(Stored records)
--------------------

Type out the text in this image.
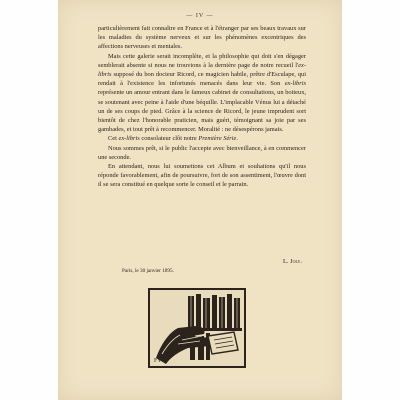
— IV —

particulièrement fait connaître en France et à l'étranger par ses beaux travaux sur les maladies du système nerveux et sur les phénomènes excentriques des affections nerveuses et mentales.

Mais cette galerie serait incomplète, et la philosophie qui doit s'en dégager semblerait absente si nous ne trouvions à la dernière page de notre recueil l'ex-libris supposé du bon docteur Ricord, ce magicien habile, prêtre d'Esculape, qui rendait à l'existence les infortunés menacés dans leur vie. Son ex-libris représente un amour entrant dans le fameux cabinet de consultations, un boiteux, se soutenant avec peine à l'aide d'une béquille. L'implacable Vénus lui a détaché un de ses coups de pied. Grâce à la science de Ricord, le jeune imprudent sort bientôt de chez l'honorable praticien, mais guéri, témoignant sa joie par ses gambades, et tout prêt à recommencer. Moralité : ne désespérons jamais.

Cet ex-libris consolateur clôt notre Première Série.

Nous sommes prêt, si le public l'accepte avec bienveillance, à en commencer une seconde.

En attendant, nous lui soumettons cet Album et souhaitons qu'il nous réponde favorablement, afin de poursuivre, fort de son assentiment, l'œuvre dont il se sera constitué en quelque sorte le conseil et le parrain.

L. Joly.
Paris, le 30 janvier 1895.
FV
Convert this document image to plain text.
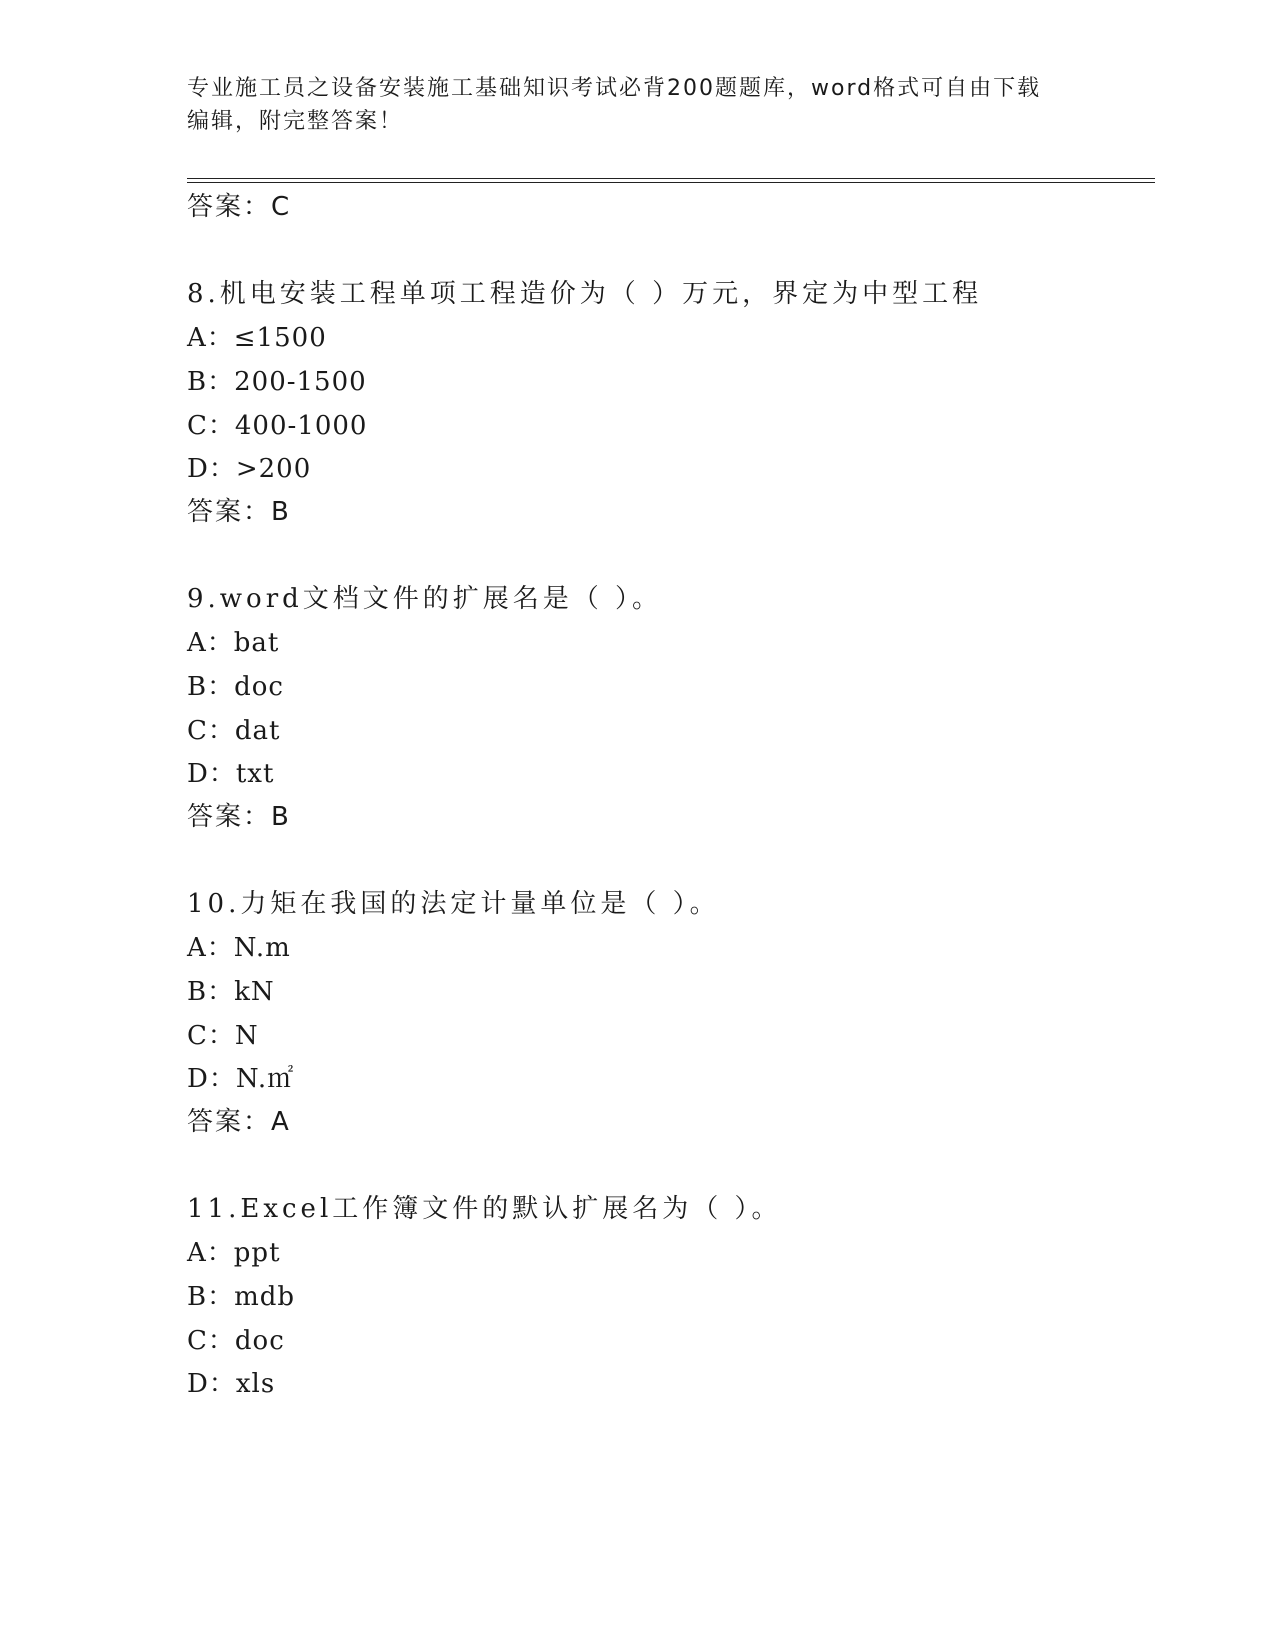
专业施工员之设备安装施工基础知识考试必背200题题库，word格式可自由下载
编辑，附完整答案！
答案：C
8.机电安装工程单项工程造价为（ ）万元，界定为中型工程
A：≤1500
B：200-1500
C：400-1000
D：>200
答案：B
9.word文档文件的扩展名是（ ）。
A：bat
B：doc
C：dat
D：txt
答案：B
10.力矩在我国的法定计量单位是（ ）。
A：N.m
B：kN
C：N
D：N.㎡
答案：A
11.Excel工作簿文件的默认扩展名为（ ）。
A：ppt
B：mdb
C：doc
D：xls
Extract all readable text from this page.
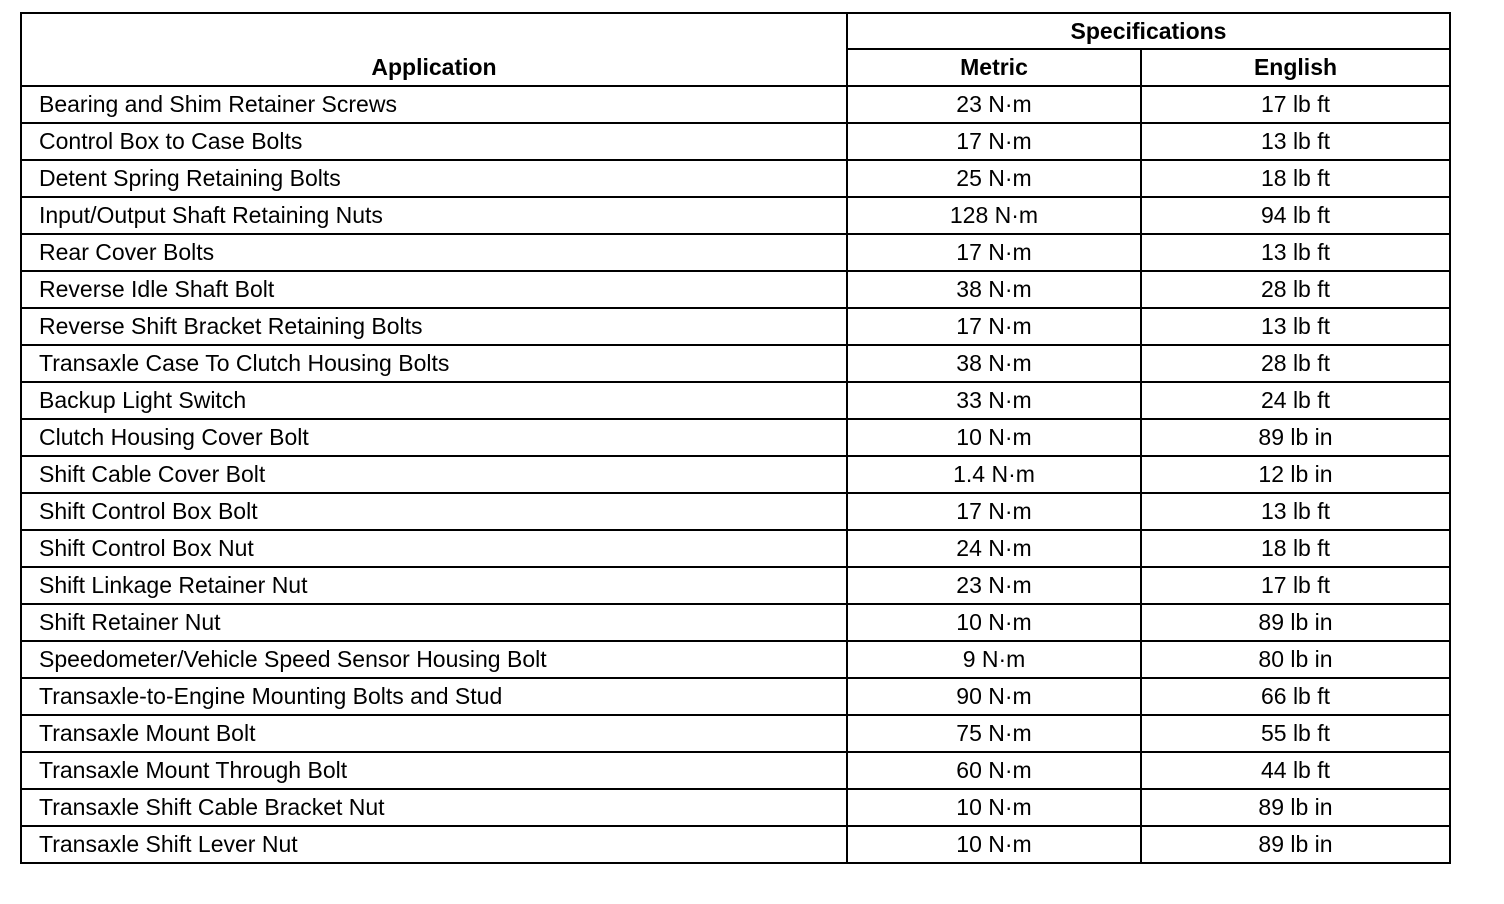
Application	Specifications	
	Metric	English
Bearing and Shim Retainer Screws	23 N·m	17 lb ft
Control Box to Case Bolts	17 N·m	13 lb ft
Detent Spring Retaining Bolts	25 N·m	18 lb ft
Input/Output Shaft Retaining Nuts	128 N·m	94 lb ft
Rear Cover Bolts	17 N·m	13 lb ft
Reverse Idle Shaft Bolt	38 N·m	28 lb ft
Reverse Shift Bracket Retaining Bolts	17 N·m	13 lb ft
Transaxle Case To Clutch Housing Bolts	38 N·m	28 lb ft
Backup Light Switch	33 N·m	24 lb ft
Clutch Housing Cover Bolt	10 N·m	89 lb in
Shift Cable Cover Bolt	1.4 N·m	12 lb in
Shift Control Box Bolt	17 N·m	13 lb ft
Shift Control Box Nut	24 N·m	18 lb ft
Shift Linkage Retainer Nut	23 N·m	17 lb ft
Shift Retainer Nut	10 N·m	89 lb in
Speedometer/Vehicle Speed Sensor Housing Bolt	9 N·m	80 lb in
Transaxle-to-Engine Mounting Bolts and Stud	90 N·m	66 lb ft
Transaxle Mount Bolt	75 N·m	55 lb ft
Transaxle Mount Through Bolt	60 N·m	44 lb ft
Transaxle Shift Cable Bracket Nut	10 N·m	89 lb in
Transaxle Shift Lever Nut	10 N·m	89 lb in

--------------------

### Written task
Return the material exactly as given, apart from the pictures.

### In response
Type out the text in this image.
— IV —

particulièrement fait connaître en France et à l'étranger par ses beaux travaux sur les maladies du système nerveux et sur les phénomènes excentriques des affections nerveuses et mentales.

Mais cette galerie serait incomplète, et la philosophie qui doit s'en dégager semblerait absente si nous ne trouvions à la dernière page de notre recueil l'ex-libris supposé du bon docteur Ricord, ce magicien habile, prêtre d'Esculape, qui rendait à l'existence les infortunés menacés dans leur vie. Son ex-libris représente un amour entrant dans le fameux cabinet de consultations, un boiteux, se soutenant avec peine à l'aide d'une béquille. L'implacable Vénus lui a détaché un de ses coups de pied. Grâce à la science de Ricord, le jeune imprudent sort bientôt de chez l'honorable praticien, mais guéri, témoignant sa joie par ses gambades, et tout prêt à recommencer. Moralité : ne désespérons jamais.

Cet ex-libris consolateur clôt notre Première Série.

Nous sommes prêt, si le public l'accepte avec bienveillance, à en commencer une seconde.

En attendant, nous lui soumettons cet Album et souhaitons qu'il nous réponde favorablement, afin de poursuivre, fort de son assentiment, l'œuvre dont il se sera constitué en quelque sorte le conseil et le parrain.

L. Joly.
Paris, le 30 janvier 1895.
FV
Convert this document image to plain text.
专业施工员之设备安装施工基础知识考试必背200题题库，word格式可自由下载
编辑，附完整答案！
答案：C
8.机电安装工程单项工程造价为（ ）万元，界定为中型工程
A：≤1500
B：200-1500
C：400-1000
D：>200
答案：B
9.word文档文件的扩展名是（ ）。
A：bat
B：doc
C：dat
D：txt
答案：B
10.力矩在我国的法定计量单位是（ ）。
A：N.m
B：kN
C：N
D：N.㎡
答案：A
11.Excel工作簿文件的默认扩展名为（ ）。
A：ppt
B：mdb
C：doc
D：xls
Extract all readable text from this page.
Application	Specifications	
	Metric	English
Bearing and Shim Retainer Screws	23 N·m	17 lb ft
Control Box to Case Bolts	17 N·m	13 lb ft
Detent Spring Retaining Bolts	25 N·m	18 lb ft
Input/Output Shaft Retaining Nuts	128 N·m	94 lb ft
Rear Cover Bolts	17 N·m	13 lb ft
Reverse Idle Shaft Bolt	38 N·m	28 lb ft
Reverse Shift Bracket Retaining Bolts	17 N·m	13 lb ft
Transaxle Case To Clutch Housing Bolts	38 N·m	28 lb ft
Backup Light Switch	33 N·m	24 lb ft
Clutch Housing Cover Bolt	10 N·m	89 lb in
Shift Cable Cover Bolt	1.4 N·m	12 lb in
Shift Control Box Bolt	17 N·m	13 lb ft
Shift Control Box Nut	24 N·m	18 lb ft
Shift Linkage Retainer Nut	23 N·m	17 lb ft
Shift Retainer Nut	10 N·m	89 lb in
Speedometer/Vehicle Speed Sensor Housing Bolt	9 N·m	80 lb in
Transaxle-to-Engine Mounting Bolts and Stud	90 N·m	66 lb ft
Transaxle Mount Bolt	75 N·m	55 lb ft
Transaxle Mount Through Bolt	60 N·m	44 lb ft
Transaxle Shift Cable Bracket Nut	10 N·m	89 lb in
Transaxle Shift Lever Nut	10 N·m	89 lb in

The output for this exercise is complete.